• **PROBLEM DESCRIPTION**
State how many lines in the records hold the word "Undang", giving the number and no other text.

• **RAW RECORDS**

• • • • •

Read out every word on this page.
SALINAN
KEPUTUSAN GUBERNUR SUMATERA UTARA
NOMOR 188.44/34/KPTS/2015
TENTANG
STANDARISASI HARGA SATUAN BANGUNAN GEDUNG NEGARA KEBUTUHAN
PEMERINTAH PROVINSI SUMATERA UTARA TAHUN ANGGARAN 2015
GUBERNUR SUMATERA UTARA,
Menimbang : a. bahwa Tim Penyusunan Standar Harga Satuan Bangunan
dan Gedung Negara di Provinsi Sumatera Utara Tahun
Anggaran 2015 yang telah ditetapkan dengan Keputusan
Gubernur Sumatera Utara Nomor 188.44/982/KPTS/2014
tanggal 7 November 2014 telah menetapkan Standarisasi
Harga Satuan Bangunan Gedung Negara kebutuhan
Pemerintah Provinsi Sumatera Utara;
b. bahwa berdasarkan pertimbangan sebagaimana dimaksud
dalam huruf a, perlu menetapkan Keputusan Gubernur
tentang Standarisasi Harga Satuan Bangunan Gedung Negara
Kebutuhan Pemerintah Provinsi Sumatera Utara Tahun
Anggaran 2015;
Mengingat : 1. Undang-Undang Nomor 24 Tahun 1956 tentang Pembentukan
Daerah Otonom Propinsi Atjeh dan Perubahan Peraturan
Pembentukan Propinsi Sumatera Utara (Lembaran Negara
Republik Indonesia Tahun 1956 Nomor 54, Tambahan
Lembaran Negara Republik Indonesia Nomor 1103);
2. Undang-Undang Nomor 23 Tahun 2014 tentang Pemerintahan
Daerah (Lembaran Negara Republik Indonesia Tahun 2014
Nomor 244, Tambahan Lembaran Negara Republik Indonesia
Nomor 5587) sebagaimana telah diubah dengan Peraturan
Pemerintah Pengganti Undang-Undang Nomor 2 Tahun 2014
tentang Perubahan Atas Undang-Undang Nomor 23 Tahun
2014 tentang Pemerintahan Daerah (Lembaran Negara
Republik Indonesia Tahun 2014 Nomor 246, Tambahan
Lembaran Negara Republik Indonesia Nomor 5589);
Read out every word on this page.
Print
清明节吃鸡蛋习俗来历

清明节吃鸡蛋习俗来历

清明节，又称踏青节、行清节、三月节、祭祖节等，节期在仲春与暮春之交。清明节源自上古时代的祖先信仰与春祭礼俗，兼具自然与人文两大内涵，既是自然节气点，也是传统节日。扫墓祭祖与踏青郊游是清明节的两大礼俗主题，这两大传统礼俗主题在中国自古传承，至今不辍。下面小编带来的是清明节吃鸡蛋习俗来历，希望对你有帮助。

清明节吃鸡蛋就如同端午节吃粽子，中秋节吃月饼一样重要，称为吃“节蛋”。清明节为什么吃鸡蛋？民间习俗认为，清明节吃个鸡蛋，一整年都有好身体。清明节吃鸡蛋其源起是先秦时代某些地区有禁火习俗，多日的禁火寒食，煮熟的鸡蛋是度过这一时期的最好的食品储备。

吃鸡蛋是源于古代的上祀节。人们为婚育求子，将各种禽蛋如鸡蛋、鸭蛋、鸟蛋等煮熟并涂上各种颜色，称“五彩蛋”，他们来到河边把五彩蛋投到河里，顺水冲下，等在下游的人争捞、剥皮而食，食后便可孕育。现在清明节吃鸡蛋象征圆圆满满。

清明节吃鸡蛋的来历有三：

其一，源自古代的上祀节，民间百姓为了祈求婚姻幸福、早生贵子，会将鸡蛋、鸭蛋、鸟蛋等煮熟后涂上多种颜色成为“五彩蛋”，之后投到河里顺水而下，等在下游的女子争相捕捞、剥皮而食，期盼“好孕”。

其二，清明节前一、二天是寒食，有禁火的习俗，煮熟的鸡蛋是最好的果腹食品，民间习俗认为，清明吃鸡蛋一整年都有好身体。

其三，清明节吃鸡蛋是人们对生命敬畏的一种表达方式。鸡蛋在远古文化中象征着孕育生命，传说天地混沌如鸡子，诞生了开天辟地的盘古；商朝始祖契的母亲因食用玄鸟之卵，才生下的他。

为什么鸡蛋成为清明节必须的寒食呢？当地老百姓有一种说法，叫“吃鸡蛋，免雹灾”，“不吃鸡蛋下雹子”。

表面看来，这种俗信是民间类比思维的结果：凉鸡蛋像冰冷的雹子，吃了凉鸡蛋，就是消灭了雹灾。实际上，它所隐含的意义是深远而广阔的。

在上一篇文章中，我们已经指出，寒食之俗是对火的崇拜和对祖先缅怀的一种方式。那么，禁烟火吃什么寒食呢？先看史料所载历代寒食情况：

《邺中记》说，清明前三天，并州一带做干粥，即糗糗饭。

• • • • •

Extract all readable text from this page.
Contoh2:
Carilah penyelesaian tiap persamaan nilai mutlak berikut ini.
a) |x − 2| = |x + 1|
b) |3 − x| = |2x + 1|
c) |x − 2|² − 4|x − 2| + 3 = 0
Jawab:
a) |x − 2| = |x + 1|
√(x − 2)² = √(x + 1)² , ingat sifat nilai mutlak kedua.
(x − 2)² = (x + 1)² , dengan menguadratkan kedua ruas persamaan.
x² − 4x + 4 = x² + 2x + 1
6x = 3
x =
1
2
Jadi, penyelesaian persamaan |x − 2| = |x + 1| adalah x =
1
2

• • • • •

• **EXERCISE SOLUTION**
4